What to work on:
Wherever the word "Relief" turns up in a line of the entries, copy that line.

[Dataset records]
════

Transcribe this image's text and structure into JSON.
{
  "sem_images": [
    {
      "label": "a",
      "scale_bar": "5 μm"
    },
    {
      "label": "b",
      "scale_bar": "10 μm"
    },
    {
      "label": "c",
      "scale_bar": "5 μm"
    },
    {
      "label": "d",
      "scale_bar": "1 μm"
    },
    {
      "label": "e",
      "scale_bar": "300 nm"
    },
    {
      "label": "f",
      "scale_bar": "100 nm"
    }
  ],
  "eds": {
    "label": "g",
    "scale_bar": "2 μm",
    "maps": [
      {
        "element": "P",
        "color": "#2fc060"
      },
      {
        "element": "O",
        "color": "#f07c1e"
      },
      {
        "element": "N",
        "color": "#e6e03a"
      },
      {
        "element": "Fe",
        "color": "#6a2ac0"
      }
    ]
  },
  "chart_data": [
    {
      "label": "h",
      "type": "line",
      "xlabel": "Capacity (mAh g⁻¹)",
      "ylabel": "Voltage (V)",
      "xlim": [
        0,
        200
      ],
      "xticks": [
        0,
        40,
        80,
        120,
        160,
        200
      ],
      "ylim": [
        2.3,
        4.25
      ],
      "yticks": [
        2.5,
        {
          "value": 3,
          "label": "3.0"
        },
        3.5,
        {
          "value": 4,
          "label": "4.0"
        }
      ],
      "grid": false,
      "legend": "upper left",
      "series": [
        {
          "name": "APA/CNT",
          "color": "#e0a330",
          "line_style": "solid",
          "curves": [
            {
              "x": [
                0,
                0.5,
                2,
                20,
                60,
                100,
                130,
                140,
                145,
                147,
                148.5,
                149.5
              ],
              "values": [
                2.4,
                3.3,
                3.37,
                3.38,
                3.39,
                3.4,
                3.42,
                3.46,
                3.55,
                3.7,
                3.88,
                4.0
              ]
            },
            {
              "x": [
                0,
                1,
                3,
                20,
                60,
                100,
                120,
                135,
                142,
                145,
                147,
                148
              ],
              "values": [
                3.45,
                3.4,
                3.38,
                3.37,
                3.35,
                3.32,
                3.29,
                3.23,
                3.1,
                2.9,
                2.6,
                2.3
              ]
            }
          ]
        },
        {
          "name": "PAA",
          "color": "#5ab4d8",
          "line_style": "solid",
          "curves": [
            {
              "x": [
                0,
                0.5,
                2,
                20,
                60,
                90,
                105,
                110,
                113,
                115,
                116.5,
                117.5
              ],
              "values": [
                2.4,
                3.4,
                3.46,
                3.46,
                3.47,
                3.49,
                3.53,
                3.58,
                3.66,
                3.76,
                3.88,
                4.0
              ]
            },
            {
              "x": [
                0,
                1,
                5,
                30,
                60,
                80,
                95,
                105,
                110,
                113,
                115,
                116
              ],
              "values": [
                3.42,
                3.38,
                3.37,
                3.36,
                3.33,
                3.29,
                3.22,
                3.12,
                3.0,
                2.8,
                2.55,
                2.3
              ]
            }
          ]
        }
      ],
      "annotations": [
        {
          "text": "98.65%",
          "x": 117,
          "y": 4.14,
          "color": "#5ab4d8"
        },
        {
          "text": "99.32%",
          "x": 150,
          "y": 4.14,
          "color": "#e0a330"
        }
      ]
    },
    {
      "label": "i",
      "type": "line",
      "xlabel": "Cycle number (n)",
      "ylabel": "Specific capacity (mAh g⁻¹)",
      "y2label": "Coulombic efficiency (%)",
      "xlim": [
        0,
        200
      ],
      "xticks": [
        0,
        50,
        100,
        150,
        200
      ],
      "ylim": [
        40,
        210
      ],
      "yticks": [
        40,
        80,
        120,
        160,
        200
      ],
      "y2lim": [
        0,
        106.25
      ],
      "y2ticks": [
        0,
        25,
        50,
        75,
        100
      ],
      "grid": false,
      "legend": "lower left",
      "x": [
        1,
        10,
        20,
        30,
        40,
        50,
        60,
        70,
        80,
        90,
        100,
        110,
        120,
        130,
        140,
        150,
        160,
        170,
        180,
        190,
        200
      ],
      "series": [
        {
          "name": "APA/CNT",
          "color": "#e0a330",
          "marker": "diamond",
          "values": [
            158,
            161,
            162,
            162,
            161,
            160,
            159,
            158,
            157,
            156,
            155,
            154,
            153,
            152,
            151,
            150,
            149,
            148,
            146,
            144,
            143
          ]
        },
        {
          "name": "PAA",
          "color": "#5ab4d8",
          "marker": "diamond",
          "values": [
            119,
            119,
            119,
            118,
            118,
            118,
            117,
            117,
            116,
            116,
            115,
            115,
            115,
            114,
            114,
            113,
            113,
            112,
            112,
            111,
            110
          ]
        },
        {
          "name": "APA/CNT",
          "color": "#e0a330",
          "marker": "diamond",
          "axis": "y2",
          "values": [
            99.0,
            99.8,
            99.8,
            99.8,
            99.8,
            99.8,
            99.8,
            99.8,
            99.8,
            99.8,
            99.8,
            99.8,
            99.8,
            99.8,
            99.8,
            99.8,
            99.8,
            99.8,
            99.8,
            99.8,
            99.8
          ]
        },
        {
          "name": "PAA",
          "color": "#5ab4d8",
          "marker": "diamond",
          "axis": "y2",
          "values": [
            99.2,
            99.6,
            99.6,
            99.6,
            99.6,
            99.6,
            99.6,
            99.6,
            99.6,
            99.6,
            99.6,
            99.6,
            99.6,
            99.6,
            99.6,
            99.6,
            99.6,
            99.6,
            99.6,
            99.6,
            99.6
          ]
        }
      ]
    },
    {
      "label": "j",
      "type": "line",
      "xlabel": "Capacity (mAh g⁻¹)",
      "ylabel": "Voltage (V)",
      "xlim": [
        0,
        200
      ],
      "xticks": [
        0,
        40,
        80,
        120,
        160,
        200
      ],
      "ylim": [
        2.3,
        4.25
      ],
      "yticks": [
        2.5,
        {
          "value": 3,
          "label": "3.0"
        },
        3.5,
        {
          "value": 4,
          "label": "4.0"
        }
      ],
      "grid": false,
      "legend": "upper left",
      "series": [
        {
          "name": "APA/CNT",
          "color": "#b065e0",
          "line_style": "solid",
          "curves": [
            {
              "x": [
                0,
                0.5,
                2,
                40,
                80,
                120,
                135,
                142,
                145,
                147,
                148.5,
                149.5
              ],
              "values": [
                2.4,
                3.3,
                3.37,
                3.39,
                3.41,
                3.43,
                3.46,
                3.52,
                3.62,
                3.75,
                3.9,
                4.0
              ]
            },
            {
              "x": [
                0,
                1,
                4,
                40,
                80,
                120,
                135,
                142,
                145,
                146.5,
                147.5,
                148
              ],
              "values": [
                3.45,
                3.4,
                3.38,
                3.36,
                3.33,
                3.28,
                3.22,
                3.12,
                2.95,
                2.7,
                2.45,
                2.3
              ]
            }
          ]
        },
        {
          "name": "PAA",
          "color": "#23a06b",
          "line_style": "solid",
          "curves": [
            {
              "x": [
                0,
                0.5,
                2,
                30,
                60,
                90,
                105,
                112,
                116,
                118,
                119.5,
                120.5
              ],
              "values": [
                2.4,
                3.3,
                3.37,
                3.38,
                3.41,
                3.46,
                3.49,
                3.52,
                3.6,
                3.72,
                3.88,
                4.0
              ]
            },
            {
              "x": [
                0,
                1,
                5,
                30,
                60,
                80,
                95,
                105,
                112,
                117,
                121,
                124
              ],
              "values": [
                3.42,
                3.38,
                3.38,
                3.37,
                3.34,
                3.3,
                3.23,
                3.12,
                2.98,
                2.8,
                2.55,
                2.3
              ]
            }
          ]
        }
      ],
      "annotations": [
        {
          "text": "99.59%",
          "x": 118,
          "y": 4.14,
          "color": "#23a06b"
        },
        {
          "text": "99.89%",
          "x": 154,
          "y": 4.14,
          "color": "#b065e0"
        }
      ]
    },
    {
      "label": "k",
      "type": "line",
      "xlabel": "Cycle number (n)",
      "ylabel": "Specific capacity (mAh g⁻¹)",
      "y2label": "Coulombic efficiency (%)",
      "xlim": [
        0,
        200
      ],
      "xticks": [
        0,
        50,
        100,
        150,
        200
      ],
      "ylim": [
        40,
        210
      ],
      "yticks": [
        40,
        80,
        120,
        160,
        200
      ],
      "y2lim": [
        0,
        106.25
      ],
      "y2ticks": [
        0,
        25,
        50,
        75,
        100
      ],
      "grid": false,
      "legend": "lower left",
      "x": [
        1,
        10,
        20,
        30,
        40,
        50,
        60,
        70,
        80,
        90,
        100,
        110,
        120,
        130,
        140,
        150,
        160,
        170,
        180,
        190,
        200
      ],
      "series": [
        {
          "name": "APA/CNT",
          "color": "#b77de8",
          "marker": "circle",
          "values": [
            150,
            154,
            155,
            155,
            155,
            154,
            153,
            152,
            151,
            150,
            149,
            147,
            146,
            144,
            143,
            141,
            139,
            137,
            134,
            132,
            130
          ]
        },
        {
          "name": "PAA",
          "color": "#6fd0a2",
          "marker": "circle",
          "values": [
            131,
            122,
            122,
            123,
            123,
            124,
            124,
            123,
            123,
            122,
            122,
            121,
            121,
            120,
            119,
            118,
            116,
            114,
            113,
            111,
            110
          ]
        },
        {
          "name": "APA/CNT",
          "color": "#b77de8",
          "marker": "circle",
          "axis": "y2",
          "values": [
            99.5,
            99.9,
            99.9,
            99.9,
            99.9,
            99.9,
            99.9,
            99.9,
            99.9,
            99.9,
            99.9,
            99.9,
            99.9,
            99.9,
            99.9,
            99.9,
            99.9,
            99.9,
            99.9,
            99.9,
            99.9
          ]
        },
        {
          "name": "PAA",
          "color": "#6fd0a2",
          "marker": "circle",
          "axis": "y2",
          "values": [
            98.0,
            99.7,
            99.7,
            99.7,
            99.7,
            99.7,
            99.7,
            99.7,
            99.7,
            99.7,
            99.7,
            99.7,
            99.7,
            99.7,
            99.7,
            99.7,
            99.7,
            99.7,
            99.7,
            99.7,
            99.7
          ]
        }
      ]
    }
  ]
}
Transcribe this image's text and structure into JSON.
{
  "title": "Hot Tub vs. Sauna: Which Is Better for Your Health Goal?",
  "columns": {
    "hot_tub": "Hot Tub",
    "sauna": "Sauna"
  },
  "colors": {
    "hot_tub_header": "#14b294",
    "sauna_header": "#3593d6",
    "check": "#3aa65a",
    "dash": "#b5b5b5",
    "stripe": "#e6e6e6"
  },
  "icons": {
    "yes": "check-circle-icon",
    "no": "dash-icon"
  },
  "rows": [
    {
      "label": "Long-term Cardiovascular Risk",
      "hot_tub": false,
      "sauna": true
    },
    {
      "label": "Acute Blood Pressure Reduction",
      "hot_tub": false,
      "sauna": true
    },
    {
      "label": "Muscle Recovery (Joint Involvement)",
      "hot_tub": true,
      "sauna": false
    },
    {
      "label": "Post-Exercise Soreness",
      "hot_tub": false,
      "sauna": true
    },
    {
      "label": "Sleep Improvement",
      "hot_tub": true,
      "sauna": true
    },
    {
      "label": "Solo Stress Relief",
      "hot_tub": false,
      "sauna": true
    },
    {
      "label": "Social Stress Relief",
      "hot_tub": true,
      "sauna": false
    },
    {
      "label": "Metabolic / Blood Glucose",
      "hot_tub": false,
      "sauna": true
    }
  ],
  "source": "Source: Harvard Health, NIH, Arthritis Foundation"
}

════

Solution for this exercise:
      "label": "Solo Stress Relief",
      "label": "Social Stress Relief",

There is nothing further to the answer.